§ Exercise goal
Note each line that includes the word "remains". Copy those lines.

§ Input material
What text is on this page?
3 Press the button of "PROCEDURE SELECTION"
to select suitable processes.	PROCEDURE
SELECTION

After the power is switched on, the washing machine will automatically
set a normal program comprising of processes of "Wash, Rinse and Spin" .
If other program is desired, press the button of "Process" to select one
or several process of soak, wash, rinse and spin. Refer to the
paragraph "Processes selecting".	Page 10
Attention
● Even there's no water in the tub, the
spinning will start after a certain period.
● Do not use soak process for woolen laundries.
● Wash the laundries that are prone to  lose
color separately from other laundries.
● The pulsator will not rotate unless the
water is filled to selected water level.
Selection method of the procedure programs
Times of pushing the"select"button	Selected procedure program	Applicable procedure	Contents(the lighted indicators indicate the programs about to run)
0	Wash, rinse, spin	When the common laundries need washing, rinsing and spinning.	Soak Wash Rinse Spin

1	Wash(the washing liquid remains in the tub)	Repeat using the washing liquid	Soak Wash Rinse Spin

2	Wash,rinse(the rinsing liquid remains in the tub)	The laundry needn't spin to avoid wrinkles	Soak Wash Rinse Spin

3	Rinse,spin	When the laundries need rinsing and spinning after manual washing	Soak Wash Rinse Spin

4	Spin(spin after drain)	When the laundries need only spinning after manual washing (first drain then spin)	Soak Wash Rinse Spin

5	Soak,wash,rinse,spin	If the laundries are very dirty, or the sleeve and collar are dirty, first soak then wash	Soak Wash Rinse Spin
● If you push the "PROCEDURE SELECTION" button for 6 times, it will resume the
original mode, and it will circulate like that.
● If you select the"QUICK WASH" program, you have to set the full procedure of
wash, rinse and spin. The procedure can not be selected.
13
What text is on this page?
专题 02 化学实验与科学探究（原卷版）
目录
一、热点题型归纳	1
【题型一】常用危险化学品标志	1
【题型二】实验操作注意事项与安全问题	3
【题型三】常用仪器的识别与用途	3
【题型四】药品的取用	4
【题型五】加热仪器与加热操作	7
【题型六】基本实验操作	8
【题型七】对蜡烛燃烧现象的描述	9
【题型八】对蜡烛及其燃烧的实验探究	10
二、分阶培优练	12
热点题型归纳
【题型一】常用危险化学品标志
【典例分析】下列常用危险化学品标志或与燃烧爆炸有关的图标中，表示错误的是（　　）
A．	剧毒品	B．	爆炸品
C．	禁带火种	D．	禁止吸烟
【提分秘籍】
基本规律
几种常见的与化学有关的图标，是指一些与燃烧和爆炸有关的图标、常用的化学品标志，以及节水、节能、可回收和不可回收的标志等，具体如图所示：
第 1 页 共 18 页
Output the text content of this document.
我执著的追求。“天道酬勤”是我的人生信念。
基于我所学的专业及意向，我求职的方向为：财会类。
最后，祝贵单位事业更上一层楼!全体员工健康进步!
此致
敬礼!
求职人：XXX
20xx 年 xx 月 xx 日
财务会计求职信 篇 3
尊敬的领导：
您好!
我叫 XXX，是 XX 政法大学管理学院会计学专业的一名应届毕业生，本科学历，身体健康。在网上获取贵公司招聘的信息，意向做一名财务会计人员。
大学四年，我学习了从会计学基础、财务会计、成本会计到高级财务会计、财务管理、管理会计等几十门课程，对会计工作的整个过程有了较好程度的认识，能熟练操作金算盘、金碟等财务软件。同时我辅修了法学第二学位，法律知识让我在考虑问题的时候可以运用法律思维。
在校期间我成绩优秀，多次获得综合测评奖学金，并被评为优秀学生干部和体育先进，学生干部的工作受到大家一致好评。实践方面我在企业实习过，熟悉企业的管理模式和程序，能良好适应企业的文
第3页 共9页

§ Exercise result
1	Wash(the washing liquid remains in the tub)	Repeat using the washing liquid	Soak Wash Rinse Spin
2	Wash,rinse(the rinsing liquid remains in the tub)	The laundry needn't spin to avoid wrinkles	Soak Wash Rinse Spin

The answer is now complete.